● **Problem statement**: Set down the records once more, please, exactly and with the pictures left out.

◆ ◆ ◆ ◆ ◆

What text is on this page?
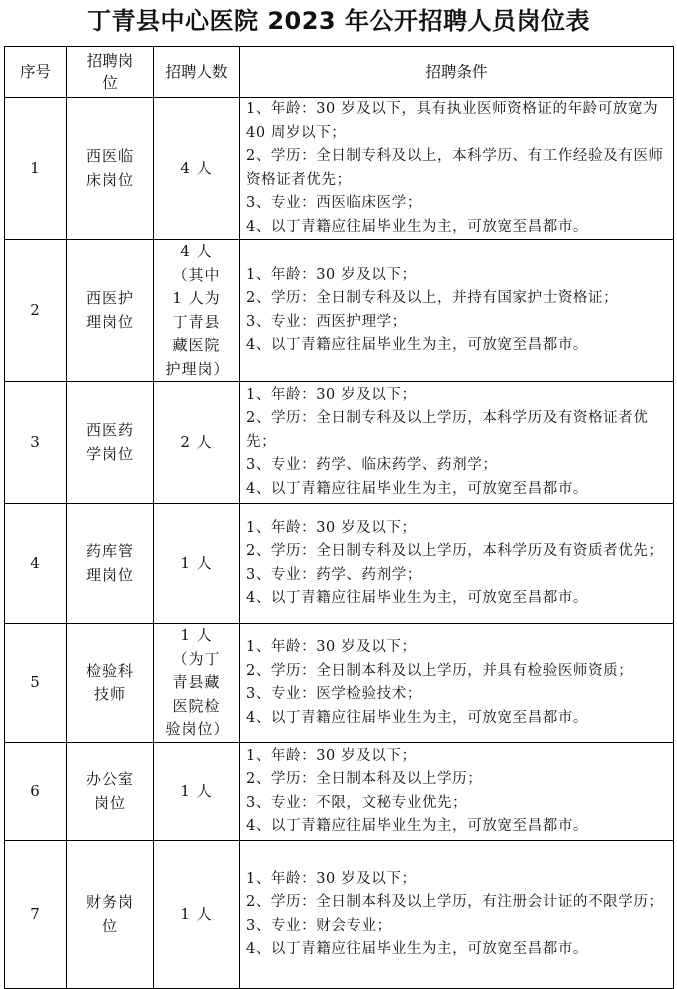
丁青县中心医院 2023 年公开招聘人员岗位表
序号	招聘岗位	招聘人数	招聘条件

1	西医临床岗位	4 人	1、年龄：30 岁及以下，具有执业医师资格证的年龄可放宽为 40 周岁以下；
2、学历：全日制专科及以上，本科学历、有工作经验及有医师资格证者优先；
3、专业：西医临床医学；
4、以丁青籍应往届毕业生为主，可放宽至昌都市。

2	西医护理岗位	4 人（其中 1 人为丁青县藏医院护理岗）	1、年龄：30 岁及以下；
2、学历：全日制专科及以上，并持有国家护士资格证；
3、专业：西医护理学；
4、以丁青籍应往届毕业生为主，可放宽至昌都市。

3	西医药学岗位	2 人	1、年龄：30 岁及以下；
2、学历：全日制专科及以上学历，本科学历及有资格证者优先；
3、专业：药学、临床药学、药剂学；
4、以丁青籍应往届毕业生为主，可放宽至昌都市。

4	药库管理岗位	1 人	1、年龄：30 岁及以下；
2、学历：全日制专科及以上学历，本科学历及有资质者优先；
3、专业：药学、药剂学；
4、以丁青籍应往届毕业生为主，可放宽至昌都市。

5	检验科技师	1 人（为丁青县藏医院检验岗位）	1、年龄：30 岁及以下；
2、学历：全日制本科及以上学历，并具有检验医师资质；
3、专业：医学检验技术；
4、以丁青籍应往届毕业生为主，可放宽至昌都市。

6	办公室岗位	1 人	1、年龄：30 岁及以下；
2、学历：全日制本科及以上学历；
3、专业：不限，文秘专业优先；
4、以丁青籍应往届毕业生为主，可放宽至昌都市。

7	财务岗位	1 人	1、年龄：30 岁及以下；
2、学历：全日制本科及以上学历，有注册会计证的不限学历；
3、专业：财会专业；
4、以丁青籍应往届毕业生为主，可放宽至昌都市。
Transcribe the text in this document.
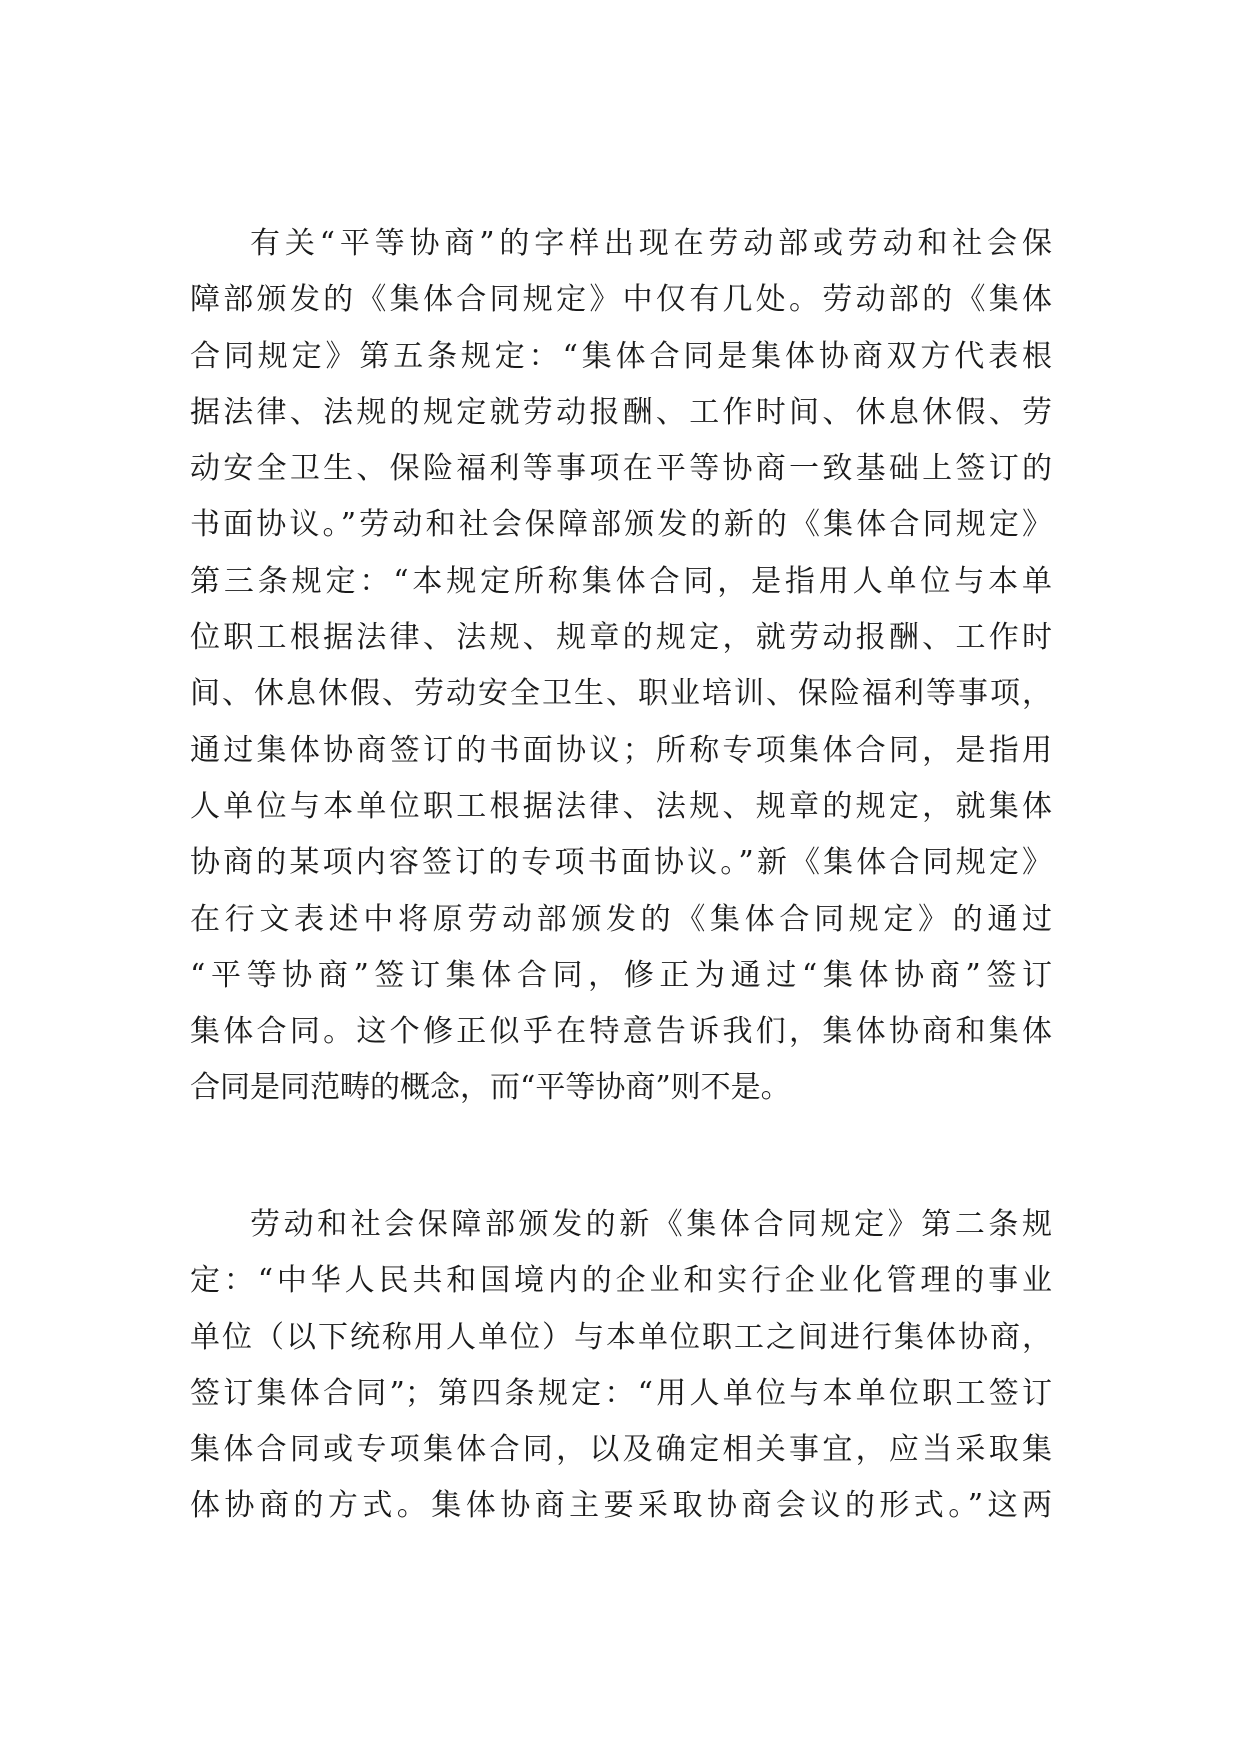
有关“平等协商”的字样出现在劳动部或劳动和社会保
障部颁发的《集体合同规定》中仅有几处。劳动部的《集体
合同规定》第五条规定：“集体合同是集体协商双方代表根
据法律、法规的规定就劳动报酬、工作时间、休息休假、劳
动安全卫生、保险福利等事项在平等协商一致基础上签订的
书面协议。”劳动和社会保障部颁发的新的《集体合同规定》
第三条规定：“本规定所称集体合同，是指用人单位与本单
位职工根据法律、法规、规章的规定，就劳动报酬、工作时
间、休息休假、劳动安全卫生、职业培训、保险福利等事项，
通过集体协商签订的书面协议；所称专项集体合同，是指用
人单位与本单位职工根据法律、法规、规章的规定，就集体
协商的某项内容签订的专项书面协议。”新《集体合同规定》
在行文表述中将原劳动部颁发的《集体合同规定》的通过
“平等协商”签订集体合同，修正为通过“集体协商”签订
集体合同。这个修正似乎在特意告诉我们，集体协商和集体
合同是同范畴的概念，而“平等协商”则不是。
劳动和社会保障部颁发的新《集体合同规定》第二条规
定：“中华人民共和国境内的企业和实行企业化管理的事业
单位（以下统称用人单位）与本单位职工之间进行集体协商，
签订集体合同”；第四条规定：“用人单位与本单位职工签订
集体合同或专项集体合同，以及确定相关事宜，应当采取集
体协商的方式。集体协商主要采取协商会议的形式。”这两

◆ ◆ ◆ ◆ ◆

● **Worked solution**:
What text is on this page?
丁青县中心医院 2023 年公开招聘人员岗位表
序号	招聘岗位	招聘人数	招聘条件

1	西医临床岗位	4 人	1、年龄：30 岁及以下，具有执业医师资格证的年龄可放宽为 40 周岁以下；
2、学历：全日制专科及以上，本科学历、有工作经验及有医师资格证者优先；
3、专业：西医临床医学；
4、以丁青籍应往届毕业生为主，可放宽至昌都市。

2	西医护理岗位	4 人（其中 1 人为丁青县藏医院护理岗）	1、年龄：30 岁及以下；
2、学历：全日制专科及以上，并持有国家护士资格证；
3、专业：西医护理学；
4、以丁青籍应往届毕业生为主，可放宽至昌都市。

3	西医药学岗位	2 人	1、年龄：30 岁及以下；
2、学历：全日制专科及以上学历，本科学历及有资格证者优先；
3、专业：药学、临床药学、药剂学；
4、以丁青籍应往届毕业生为主，可放宽至昌都市。

4	药库管理岗位	1 人	1、年龄：30 岁及以下；
2、学历：全日制专科及以上学历，本科学历及有资质者优先；
3、专业：药学、药剂学；
4、以丁青籍应往届毕业生为主，可放宽至昌都市。

5	检验科技师	1 人（为丁青县藏医院检验岗位）	1、年龄：30 岁及以下；
2、学历：全日制本科及以上学历，并具有检验医师资质；
3、专业：医学检验技术；
4、以丁青籍应往届毕业生为主，可放宽至昌都市。

6	办公室岗位	1 人	1、年龄：30 岁及以下；
2、学历：全日制本科及以上学历；
3、专业：不限，文秘专业优先；
4、以丁青籍应往届毕业生为主，可放宽至昌都市。

7	财务岗位	1 人	1、年龄：30 岁及以下；
2、学历：全日制本科及以上学历，有注册会计证的不限学历；
3、专业：财会专业；
4、以丁青籍应往届毕业生为主，可放宽至昌都市。
Transcribe the text in this document.
有关“平等协商”的字样出现在劳动部或劳动和社会保
障部颁发的《集体合同规定》中仅有几处。劳动部的《集体
合同规定》第五条规定：“集体合同是集体协商双方代表根
据法律、法规的规定就劳动报酬、工作时间、休息休假、劳
动安全卫生、保险福利等事项在平等协商一致基础上签订的
书面协议。”劳动和社会保障部颁发的新的《集体合同规定》
第三条规定：“本规定所称集体合同，是指用人单位与本单
位职工根据法律、法规、规章的规定，就劳动报酬、工作时
间、休息休假、劳动安全卫生、职业培训、保险福利等事项，
通过集体协商签订的书面协议；所称专项集体合同，是指用
人单位与本单位职工根据法律、法规、规章的规定，就集体
协商的某项内容签订的专项书面协议。”新《集体合同规定》
在行文表述中将原劳动部颁发的《集体合同规定》的通过
“平等协商”签订集体合同，修正为通过“集体协商”签订
集体合同。这个修正似乎在特意告诉我们，集体协商和集体
合同是同范畴的概念，而“平等协商”则不是。
劳动和社会保障部颁发的新《集体合同规定》第二条规
定：“中华人民共和国境内的企业和实行企业化管理的事业
单位（以下统称用人单位）与本单位职工之间进行集体协商，
签订集体合同”；第四条规定：“用人单位与本单位职工签订
集体合同或专项集体合同，以及确定相关事宜，应当采取集
体协商的方式。集体协商主要采取协商会议的形式。”这两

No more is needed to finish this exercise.